_THE PROBLEM:_ Extract every line where the string "knot" appears.

_EXCERPTED RECORDS:_
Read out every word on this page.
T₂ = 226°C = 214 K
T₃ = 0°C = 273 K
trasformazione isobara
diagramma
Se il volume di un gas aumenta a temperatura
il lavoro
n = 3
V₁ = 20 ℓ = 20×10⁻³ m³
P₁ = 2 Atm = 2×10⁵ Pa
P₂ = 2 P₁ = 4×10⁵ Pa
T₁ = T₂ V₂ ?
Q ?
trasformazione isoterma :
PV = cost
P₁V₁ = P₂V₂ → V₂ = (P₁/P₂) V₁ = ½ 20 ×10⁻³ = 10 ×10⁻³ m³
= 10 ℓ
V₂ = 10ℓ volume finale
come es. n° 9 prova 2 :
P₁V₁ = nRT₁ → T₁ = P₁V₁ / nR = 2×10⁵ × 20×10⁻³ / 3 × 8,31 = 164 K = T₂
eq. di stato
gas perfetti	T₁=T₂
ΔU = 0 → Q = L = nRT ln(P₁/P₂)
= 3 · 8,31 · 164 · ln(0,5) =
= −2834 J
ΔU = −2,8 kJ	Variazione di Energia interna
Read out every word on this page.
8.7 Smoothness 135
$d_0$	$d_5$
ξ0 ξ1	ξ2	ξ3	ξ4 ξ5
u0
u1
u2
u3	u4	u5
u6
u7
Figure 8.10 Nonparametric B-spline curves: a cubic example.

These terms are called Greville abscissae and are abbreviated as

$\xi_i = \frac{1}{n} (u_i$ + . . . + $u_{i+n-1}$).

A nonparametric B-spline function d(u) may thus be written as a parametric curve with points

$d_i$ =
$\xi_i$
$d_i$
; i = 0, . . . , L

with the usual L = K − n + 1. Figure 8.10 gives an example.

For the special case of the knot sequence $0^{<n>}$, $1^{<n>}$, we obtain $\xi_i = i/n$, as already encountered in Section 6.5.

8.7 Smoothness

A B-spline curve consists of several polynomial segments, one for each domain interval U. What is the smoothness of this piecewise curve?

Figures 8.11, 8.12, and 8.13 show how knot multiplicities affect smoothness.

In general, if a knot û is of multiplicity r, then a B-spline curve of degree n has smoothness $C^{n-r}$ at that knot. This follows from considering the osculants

_SOLUTION:_
For the special case of the knot sequence $0^{<n>}$, $1^{<n>}$, we obtain $\xi_i = i/n$, as already encountered in Section 6.5.
Figures 8.11, 8.12, and 8.13 show how knot multiplicities affect smoothness.
In general, if a knot û is of multiplicity r, then a B-spline curve of degree n has smoothness $C^{n-r}$ at that knot. This follows from considering the osculants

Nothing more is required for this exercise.